Exactly as given, repeat all of the entries.

┌─ Records for the task

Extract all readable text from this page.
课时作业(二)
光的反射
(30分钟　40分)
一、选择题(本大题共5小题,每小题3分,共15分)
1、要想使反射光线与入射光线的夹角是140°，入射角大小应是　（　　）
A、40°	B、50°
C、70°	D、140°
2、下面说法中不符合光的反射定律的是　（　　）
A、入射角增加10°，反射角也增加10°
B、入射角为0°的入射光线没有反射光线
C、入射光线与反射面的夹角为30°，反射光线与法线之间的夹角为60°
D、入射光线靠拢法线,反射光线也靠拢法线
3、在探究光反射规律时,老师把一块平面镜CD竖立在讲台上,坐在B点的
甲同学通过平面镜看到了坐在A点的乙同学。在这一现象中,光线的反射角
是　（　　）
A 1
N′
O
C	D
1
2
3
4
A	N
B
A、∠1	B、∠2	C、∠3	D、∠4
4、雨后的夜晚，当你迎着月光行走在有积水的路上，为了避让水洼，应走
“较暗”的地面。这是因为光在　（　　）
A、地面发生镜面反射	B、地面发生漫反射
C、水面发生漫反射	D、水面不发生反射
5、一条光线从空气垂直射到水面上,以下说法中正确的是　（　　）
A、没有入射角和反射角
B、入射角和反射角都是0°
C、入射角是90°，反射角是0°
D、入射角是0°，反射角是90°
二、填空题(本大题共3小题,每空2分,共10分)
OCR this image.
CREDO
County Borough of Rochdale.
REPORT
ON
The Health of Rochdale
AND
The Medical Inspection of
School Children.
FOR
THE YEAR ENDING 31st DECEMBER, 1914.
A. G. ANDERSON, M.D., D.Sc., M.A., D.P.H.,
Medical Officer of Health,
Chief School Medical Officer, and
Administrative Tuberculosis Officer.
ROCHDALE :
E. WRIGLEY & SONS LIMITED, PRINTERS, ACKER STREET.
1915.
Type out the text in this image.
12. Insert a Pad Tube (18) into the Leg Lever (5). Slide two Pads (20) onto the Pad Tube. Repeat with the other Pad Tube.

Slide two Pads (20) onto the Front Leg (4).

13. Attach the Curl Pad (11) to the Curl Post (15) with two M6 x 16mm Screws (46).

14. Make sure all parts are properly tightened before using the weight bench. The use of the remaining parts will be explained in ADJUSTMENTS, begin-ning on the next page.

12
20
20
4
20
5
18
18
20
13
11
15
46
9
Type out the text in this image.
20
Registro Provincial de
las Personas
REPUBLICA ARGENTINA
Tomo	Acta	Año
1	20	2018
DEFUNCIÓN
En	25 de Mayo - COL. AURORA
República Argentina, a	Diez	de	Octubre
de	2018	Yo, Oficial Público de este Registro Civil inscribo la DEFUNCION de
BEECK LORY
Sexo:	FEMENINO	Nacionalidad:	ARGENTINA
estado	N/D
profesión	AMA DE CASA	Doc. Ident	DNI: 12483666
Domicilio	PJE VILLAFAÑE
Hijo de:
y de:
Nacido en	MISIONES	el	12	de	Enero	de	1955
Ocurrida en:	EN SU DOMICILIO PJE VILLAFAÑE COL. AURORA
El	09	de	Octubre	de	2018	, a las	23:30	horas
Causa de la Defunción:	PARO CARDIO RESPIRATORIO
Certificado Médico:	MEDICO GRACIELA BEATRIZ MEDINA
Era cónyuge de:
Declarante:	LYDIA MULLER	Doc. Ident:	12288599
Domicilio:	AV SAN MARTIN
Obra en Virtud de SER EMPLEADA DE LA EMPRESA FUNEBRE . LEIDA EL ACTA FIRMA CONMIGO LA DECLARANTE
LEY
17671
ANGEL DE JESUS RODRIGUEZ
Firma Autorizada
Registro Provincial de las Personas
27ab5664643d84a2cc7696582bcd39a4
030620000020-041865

└─

Answer for the task:
Extract all readable text from this page.
课时作业(二)
光的反射
(30分钟　40分)
一、选择题(本大题共5小题,每小题3分,共15分)
1、要想使反射光线与入射光线的夹角是140°，入射角大小应是　（　　）
A、40°	B、50°
C、70°	D、140°
2、下面说法中不符合光的反射定律的是　（　　）
A、入射角增加10°，反射角也增加10°
B、入射角为0°的入射光线没有反射光线
C、入射光线与反射面的夹角为30°，反射光线与法线之间的夹角为60°
D、入射光线靠拢法线,反射光线也靠拢法线
3、在探究光反射规律时,老师把一块平面镜CD竖立在讲台上,坐在B点的
甲同学通过平面镜看到了坐在A点的乙同学。在这一现象中,光线的反射角
是　（　　）
A 1
N′
O
C	D
1
2
3
4
A	N
B
A、∠1	B、∠2	C、∠3	D、∠4
4、雨后的夜晚，当你迎着月光行走在有积水的路上，为了避让水洼，应走
“较暗”的地面。这是因为光在　（　　）
A、地面发生镜面反射	B、地面发生漫反射
C、水面发生漫反射	D、水面不发生反射
5、一条光线从空气垂直射到水面上,以下说法中正确的是　（　　）
A、没有入射角和反射角
B、入射角和反射角都是0°
C、入射角是90°，反射角是0°
D、入射角是0°，反射角是90°
二、填空题(本大题共3小题,每空2分,共10分)
OCR this image.
CREDO
County Borough of Rochdale.
REPORT
ON
The Health of Rochdale
AND
The Medical Inspection of
School Children.
FOR
THE YEAR ENDING 31st DECEMBER, 1914.
A. G. ANDERSON, M.D., D.Sc., M.A., D.P.H.,
Medical Officer of Health,
Chief School Medical Officer, and
Administrative Tuberculosis Officer.
ROCHDALE :
E. WRIGLEY & SONS LIMITED, PRINTERS, ACKER STREET.
1915.
Type out the text in this image.
12. Insert a Pad Tube (18) into the Leg Lever (5). Slide two Pads (20) onto the Pad Tube. Repeat with the other Pad Tube.

Slide two Pads (20) onto the Front Leg (4).

13. Attach the Curl Pad (11) to the Curl Post (15) with two M6 x 16mm Screws (46).

14. Make sure all parts are properly tightened before using the weight bench. The use of the remaining parts will be explained in ADJUSTMENTS, begin-ning on the next page.

12
20
20
4
20
5
18
18
20
13
11
15
46
9
Type out the text in this image.
20
Registro Provincial de
las Personas
REPUBLICA ARGENTINA
Tomo	Acta	Año
1	20	2018
DEFUNCIÓN
En	25 de Mayo - COL. AURORA
República Argentina, a	Diez	de	Octubre
de	2018	Yo, Oficial Público de este Registro Civil inscribo la DEFUNCION de
BEECK LORY
Sexo:	FEMENINO	Nacionalidad:	ARGENTINA
estado	N/D
profesión	AMA DE CASA	Doc. Ident	DNI: 12483666
Domicilio	PJE VILLAFAÑE
Hijo de:
y de:
Nacido en	MISIONES	el	12	de	Enero	de	1955
Ocurrida en:	EN SU DOMICILIO PJE VILLAFAÑE COL. AURORA
El	09	de	Octubre	de	2018	, a las	23:30	horas
Causa de la Defunción:	PARO CARDIO RESPIRATORIO
Certificado Médico:	MEDICO GRACIELA BEATRIZ MEDINA
Era cónyuge de:
Declarante:	LYDIA MULLER	Doc. Ident:	12288599
Domicilio:	AV SAN MARTIN
Obra en Virtud de SER EMPLEADA DE LA EMPRESA FUNEBRE . LEIDA EL ACTA FIRMA CONMIGO LA DECLARANTE
LEY
17671
ANGEL DE JESUS RODRIGUEZ
Firma Autorizada
Registro Provincial de las Personas
27ab5664643d84a2cc7696582bcd39a4
030620000020-041865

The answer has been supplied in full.